本文
-=-=-=-=-

任務に応じて様々な形状の物が用意されており、小型でミサイルの本数が少ない可搬性の高いタイプから、大型でミサイルの搭載量が多い重武装タイプまで、色々と取り揃えてあった。
また、操縦者の判断でパージする事も可能で、撃ち切った後、デッドウェイトとなる事を防止できた。
[運用組織]環セデラル洋大陸間経済連合軍、レガル共和国PMC
【パルスレーザー】
AM用の携行式光学兵器。使用に際して大量の電力を必要とする為、電力供給機能が強化された最新の第三世代型AM、HAMしか使用できない。
外観はアサルトライフルの様な見た目をしており、運用方法もそれに近い。
長時間の連続照射と迅速な目標撃破の為に、複数の発振器を内蔵しており、これを一定時間の照射で切り替えたり、過給電した後に同時照射する事ができる。崩壊前のパイロット達は前者をARモード、後者をBRモードと呼称して使い分けていた。
[運用組織]環セデラル洋大陸間経済連合軍
【レールガン】
AM用の携行式電磁投射砲。使用に際して大量の電力を必要とする為、電力供給機能が強化された最新の第3世代型AMか、HAMしか使用する事ができない。
かなり大型の為、装備中はAMの取り柄でもある、高機動戦闘が難しくなってしまう。また、発射毎に大量の電力をチャージする必要がある為、連射速度は低い。
その分威力や射程は絶大で、現時点で存在する、ほぼ全ての兵器を撃破できると言われている。

-=-=-=-=-

データ
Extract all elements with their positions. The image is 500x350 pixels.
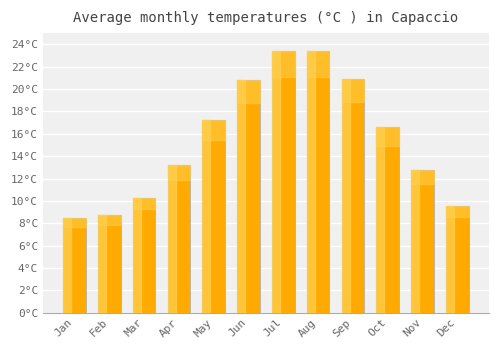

-=-=-=-=-

やること
A – 兵器の解説文に登場する、アルファベットで書かれた略語をすべて挙げてください。
B – 兵器の解説文の続きを書き進めてください。
資料は本文の内容とは関係がありません。

解答例
A – PMC、AM、HAM、AR、BR

B –
[運用組織]環セデラル洋大陸間経済連合軍
【ハチェット】
AMの近接戦闘用兵器。柄の先に幅広いブレードが付いた、独特な形状をしている武装。両手でも片手でも扱う事ができる。
AM黎明期(南極開発計画時)に開発された多目的ツールで、人間で言う斧やピッケル、バールのような役割を担った。
当初は木々の伐採や砕氷、採掘作業といった、工具目的での使用が想定されていたが、AMの兵器転用に伴いAM用の近接武器へと改造されていった経緯を持つ。
ブレード部に、高周波振動装置が搭載されており、戦闘時は敵戦車の砲塔をくり抜いたり、敵兵器の弱点に突き刺したりして使われた。
装備としては旧式であり、主に第一世代型AMの基本装備となっていた。また、AMを作業用機械と認識していた共和国軍のAMは、後述するプラズマカッターより、ハチェットの方が普及率が高かったと言われている。
モルデミール軍AMの基本武装であり、実戦で確実に相手を撃破出来る武装として認知されている。
[運用組織]環セデラル洋大陸間経済連合軍、レガル共和国PMC、モルデミール軍
【プラズマカッター】
AMの近接戦闘用兵器。人間で言う、ナイフに相当する。大型のプラズマ切断器で、敵の装甲を瞬時に溶断する事が出来る。
よくあるロボットアニメのように、カッター同士で鍔迫り合いするような事はできないので、AM同士でお互いにプラズマカッターで戦う際は、相手の攻撃を回避するしかない。その為、軽量で高速な第二世代型以降のAMの基本装備になっていた。
[運用組織]環セデラル洋大陸間経済連合軍
【AM用火炎放射器】
崩壊後、モルデミールで開発された兵器。敵の村や街を焼き払う目的で使用される。
燃料タンクは防弾仕様となっており、歩兵用の小火器程度であれば防ぐことができる。また、誘爆したとしても、AMは充分に耐えることが出来る為、問題ない。
[運用組織]モルデミール軍
【30mmアサルトライフル】
崩壊後、モルデミールで開発されたAM用の携行火器。上述した、50mmアサルトライフルが使用するテレスコープ弾の製造が技術的に難しかった為、その代用として開発された。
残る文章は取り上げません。